╔══
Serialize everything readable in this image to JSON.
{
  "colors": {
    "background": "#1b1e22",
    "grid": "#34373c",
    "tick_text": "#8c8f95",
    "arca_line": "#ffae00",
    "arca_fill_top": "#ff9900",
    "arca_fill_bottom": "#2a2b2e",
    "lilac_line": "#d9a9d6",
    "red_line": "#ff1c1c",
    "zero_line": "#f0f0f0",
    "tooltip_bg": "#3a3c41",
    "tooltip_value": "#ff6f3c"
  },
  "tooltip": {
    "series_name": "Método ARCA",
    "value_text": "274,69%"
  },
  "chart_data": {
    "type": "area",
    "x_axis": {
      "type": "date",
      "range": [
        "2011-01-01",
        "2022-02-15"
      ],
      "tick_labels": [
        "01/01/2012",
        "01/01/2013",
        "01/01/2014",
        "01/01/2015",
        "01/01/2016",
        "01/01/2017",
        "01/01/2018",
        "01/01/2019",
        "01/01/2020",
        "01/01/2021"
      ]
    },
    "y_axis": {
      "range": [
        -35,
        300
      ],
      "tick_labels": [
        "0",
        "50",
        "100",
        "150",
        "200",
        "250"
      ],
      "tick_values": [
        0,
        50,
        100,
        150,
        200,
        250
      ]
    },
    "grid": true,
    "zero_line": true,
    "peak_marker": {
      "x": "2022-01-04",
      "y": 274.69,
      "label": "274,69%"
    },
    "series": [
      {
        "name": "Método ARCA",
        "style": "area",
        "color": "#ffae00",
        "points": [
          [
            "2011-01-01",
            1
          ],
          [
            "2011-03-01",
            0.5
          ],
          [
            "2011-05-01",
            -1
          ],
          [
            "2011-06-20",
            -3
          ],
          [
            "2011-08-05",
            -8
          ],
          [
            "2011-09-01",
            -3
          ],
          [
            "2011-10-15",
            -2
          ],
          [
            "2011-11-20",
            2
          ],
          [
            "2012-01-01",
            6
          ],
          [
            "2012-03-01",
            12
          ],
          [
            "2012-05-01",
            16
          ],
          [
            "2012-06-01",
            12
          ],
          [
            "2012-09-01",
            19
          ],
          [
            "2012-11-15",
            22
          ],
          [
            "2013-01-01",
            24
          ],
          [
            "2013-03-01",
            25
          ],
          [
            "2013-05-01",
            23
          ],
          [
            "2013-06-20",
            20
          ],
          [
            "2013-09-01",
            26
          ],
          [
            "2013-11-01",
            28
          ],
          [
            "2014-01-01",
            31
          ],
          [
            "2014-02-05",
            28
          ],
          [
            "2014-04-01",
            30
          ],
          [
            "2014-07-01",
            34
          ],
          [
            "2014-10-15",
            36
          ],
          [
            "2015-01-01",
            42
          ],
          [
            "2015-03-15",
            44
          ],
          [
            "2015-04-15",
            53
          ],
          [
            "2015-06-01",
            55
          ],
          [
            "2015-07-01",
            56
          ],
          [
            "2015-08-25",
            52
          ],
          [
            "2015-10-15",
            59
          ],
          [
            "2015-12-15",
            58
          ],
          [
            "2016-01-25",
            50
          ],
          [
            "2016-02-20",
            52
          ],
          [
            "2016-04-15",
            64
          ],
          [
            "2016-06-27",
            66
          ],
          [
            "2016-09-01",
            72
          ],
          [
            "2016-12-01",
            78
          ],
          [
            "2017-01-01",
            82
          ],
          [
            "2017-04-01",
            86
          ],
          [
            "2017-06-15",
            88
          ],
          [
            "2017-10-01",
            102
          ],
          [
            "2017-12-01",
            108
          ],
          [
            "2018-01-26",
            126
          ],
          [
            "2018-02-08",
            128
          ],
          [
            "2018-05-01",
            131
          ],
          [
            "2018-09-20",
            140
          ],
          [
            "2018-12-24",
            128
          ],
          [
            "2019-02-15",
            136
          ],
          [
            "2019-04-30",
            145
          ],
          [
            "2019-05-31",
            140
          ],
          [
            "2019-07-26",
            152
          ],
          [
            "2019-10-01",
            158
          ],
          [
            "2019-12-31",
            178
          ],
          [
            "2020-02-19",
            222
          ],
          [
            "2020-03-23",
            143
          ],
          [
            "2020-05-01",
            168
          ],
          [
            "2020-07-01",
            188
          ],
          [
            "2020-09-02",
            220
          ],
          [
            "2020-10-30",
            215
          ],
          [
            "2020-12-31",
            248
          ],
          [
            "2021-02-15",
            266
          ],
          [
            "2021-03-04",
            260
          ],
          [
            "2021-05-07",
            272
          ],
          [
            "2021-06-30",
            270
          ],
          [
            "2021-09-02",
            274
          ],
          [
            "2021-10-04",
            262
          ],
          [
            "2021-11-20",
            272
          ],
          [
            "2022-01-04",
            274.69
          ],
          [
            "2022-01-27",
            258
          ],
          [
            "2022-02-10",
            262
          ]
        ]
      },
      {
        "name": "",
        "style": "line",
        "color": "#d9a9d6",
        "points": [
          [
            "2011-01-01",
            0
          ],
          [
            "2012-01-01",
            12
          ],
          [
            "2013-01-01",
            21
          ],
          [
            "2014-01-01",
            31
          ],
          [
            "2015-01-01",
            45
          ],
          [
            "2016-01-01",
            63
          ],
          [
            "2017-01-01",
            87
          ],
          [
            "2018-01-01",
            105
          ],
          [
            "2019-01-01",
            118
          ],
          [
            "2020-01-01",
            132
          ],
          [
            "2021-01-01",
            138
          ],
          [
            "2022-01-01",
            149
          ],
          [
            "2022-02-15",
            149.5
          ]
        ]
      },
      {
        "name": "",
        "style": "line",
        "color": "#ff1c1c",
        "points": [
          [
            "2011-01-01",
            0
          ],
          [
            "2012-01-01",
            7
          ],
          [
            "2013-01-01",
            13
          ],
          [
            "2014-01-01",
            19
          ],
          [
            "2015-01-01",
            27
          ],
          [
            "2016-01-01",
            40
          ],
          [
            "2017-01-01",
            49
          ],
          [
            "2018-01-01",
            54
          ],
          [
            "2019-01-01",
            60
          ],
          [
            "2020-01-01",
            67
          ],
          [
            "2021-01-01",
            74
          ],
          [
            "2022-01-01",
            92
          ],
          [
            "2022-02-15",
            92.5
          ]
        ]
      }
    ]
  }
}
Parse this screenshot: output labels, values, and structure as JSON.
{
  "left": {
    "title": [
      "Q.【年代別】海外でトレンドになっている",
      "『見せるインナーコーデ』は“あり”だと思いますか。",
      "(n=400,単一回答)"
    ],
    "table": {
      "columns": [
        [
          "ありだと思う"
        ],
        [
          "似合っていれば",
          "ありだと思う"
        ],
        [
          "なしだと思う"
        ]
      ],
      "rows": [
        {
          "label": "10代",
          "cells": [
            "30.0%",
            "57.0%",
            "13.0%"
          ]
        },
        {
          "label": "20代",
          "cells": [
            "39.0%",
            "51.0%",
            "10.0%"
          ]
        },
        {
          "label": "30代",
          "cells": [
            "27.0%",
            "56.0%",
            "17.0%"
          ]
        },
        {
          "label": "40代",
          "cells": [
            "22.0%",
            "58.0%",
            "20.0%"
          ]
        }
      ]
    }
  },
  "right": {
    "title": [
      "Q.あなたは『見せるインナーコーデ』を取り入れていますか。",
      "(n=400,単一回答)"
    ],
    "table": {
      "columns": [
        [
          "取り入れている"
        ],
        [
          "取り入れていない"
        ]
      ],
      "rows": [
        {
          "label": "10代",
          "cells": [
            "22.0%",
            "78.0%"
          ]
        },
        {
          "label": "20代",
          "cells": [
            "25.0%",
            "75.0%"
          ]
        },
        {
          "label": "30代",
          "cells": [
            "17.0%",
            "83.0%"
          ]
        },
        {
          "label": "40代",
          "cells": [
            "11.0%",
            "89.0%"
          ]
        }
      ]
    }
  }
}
╚══
◆ Goal of the exercise ◆
Gather, from the listing above, every line carrying the word "見せるインナーコーデ".

◆ Response ◆
      "『見せるインナーコーデ』は“あり”だと思いますか。",
      "Q.あなたは『見せるインナーコーデ』を取り入れていますか。",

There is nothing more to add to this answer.